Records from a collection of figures
# # #
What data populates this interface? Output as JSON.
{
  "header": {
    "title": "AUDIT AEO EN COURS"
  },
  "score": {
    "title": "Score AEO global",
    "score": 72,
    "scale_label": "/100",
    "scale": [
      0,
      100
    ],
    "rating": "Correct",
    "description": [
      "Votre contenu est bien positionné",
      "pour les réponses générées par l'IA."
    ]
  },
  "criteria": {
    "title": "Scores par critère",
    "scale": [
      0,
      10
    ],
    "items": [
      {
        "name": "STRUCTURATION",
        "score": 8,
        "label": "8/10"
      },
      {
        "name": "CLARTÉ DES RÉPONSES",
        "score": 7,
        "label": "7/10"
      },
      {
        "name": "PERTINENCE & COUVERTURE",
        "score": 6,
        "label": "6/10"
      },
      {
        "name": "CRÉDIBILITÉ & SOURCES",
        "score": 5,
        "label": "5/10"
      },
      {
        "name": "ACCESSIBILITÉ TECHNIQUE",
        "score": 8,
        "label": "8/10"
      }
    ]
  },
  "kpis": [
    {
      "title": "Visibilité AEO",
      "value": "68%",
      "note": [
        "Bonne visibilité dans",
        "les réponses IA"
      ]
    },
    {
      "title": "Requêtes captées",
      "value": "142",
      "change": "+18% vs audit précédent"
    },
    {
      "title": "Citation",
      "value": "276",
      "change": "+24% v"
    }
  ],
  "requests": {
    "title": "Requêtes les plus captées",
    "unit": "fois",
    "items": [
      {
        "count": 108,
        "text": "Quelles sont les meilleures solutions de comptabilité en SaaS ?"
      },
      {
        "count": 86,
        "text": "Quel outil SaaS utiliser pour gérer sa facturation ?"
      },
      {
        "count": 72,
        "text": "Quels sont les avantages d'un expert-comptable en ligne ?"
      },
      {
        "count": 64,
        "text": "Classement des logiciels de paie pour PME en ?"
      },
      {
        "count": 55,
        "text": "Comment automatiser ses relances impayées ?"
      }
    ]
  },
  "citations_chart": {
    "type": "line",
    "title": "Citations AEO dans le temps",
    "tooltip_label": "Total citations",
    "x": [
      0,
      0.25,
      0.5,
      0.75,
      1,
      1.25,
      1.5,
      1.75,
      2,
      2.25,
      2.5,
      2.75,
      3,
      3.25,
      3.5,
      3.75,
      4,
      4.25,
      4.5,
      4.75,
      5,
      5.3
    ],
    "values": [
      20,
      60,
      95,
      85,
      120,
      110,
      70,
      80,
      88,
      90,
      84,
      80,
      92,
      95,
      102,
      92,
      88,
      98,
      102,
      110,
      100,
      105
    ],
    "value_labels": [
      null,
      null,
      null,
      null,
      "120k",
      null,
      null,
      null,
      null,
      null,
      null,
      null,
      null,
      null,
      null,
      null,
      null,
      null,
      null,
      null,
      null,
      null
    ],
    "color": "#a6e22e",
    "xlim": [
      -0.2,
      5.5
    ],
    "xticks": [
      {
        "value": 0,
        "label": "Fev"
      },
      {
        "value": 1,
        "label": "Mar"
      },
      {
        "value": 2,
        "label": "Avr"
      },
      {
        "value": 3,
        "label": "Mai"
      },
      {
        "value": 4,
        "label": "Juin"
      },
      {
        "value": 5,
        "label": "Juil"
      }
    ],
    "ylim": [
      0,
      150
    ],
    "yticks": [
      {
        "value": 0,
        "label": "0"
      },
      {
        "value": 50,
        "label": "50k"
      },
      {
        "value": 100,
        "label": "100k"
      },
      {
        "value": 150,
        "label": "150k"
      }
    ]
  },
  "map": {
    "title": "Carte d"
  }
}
# # #
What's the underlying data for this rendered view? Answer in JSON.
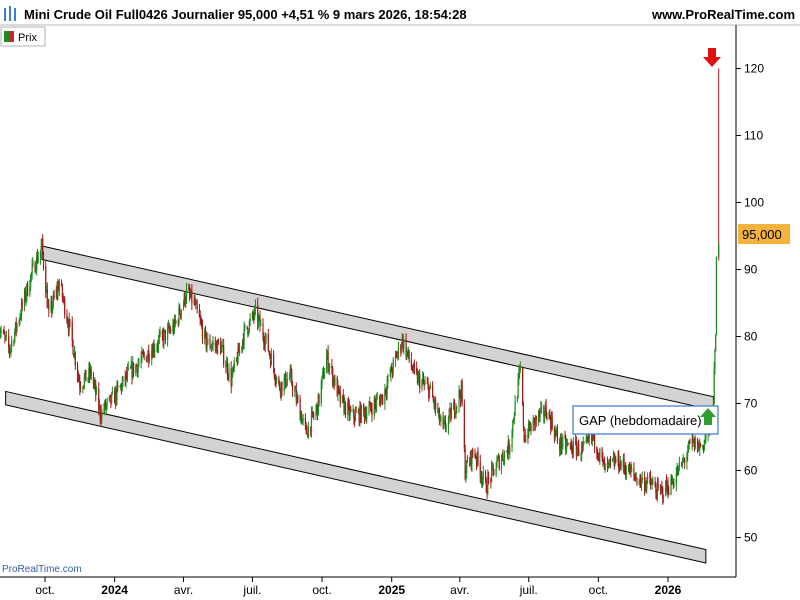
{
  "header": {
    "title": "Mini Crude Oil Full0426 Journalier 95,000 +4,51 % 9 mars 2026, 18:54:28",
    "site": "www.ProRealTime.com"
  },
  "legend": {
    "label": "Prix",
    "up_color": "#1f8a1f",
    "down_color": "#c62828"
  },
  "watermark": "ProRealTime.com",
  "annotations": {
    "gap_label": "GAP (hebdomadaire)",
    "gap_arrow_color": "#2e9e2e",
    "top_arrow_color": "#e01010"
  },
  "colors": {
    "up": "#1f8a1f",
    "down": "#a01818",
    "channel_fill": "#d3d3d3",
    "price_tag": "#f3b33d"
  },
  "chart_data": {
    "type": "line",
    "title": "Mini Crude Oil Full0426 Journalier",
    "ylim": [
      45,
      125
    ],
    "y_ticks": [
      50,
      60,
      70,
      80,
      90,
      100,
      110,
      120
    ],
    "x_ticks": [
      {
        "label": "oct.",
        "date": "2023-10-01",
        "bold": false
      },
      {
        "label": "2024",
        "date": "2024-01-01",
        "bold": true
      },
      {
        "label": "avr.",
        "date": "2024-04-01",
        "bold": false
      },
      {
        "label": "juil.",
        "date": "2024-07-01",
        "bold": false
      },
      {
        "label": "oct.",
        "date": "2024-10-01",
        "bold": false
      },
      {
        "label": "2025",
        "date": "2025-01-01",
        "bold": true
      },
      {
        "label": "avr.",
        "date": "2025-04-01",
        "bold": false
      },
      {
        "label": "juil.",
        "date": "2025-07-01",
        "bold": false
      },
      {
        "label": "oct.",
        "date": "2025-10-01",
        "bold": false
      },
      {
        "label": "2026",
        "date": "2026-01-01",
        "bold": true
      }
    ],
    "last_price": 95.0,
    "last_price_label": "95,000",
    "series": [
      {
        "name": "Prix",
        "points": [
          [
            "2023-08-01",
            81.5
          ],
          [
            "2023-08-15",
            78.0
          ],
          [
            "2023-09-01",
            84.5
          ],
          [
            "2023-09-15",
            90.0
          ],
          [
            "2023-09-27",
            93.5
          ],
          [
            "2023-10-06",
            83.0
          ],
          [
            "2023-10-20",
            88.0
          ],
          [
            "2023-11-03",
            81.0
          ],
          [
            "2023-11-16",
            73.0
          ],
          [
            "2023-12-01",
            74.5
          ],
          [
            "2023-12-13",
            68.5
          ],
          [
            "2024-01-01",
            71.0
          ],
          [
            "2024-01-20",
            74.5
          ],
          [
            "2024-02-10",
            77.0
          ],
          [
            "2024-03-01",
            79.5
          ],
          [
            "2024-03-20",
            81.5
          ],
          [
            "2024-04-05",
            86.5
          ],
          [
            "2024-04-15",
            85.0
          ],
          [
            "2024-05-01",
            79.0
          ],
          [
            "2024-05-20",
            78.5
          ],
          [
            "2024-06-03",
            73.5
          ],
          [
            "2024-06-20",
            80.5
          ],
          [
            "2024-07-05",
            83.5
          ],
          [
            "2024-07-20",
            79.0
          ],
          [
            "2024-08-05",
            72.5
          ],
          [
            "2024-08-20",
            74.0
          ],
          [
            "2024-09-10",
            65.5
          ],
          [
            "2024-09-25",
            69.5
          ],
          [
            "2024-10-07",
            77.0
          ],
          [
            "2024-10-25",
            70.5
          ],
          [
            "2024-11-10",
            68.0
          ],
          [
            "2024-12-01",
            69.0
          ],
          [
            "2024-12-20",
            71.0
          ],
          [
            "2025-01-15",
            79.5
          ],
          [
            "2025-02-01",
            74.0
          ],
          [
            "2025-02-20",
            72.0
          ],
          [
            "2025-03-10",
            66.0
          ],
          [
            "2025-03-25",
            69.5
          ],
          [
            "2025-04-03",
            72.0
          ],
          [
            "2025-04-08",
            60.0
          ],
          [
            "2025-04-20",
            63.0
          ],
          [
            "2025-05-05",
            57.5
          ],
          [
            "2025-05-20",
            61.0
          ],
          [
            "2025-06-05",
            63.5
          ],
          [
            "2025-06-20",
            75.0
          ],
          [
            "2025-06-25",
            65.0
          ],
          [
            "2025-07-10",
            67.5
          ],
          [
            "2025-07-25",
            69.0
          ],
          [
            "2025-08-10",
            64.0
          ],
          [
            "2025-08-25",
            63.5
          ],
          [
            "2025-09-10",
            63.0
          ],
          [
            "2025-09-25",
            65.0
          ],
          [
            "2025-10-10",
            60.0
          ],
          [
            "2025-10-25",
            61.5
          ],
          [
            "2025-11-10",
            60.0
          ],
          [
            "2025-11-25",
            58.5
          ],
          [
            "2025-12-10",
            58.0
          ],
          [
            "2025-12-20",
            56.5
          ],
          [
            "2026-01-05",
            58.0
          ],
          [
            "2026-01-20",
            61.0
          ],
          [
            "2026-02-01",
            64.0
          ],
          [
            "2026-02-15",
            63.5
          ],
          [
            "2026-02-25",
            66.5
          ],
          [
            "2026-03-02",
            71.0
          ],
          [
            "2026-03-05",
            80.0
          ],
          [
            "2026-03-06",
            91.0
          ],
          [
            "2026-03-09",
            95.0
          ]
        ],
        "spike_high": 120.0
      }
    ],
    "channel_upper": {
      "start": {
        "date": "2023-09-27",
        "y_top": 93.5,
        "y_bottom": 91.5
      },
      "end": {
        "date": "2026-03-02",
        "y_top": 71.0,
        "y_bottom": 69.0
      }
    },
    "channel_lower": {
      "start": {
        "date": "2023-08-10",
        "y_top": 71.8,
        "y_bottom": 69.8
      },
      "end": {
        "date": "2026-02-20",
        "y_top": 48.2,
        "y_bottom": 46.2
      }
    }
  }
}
# # #
Collect each line above holding the string "captées".

• **Reply**:
      "title": "Requêtes captées",
    "title": "Requêtes les plus captées",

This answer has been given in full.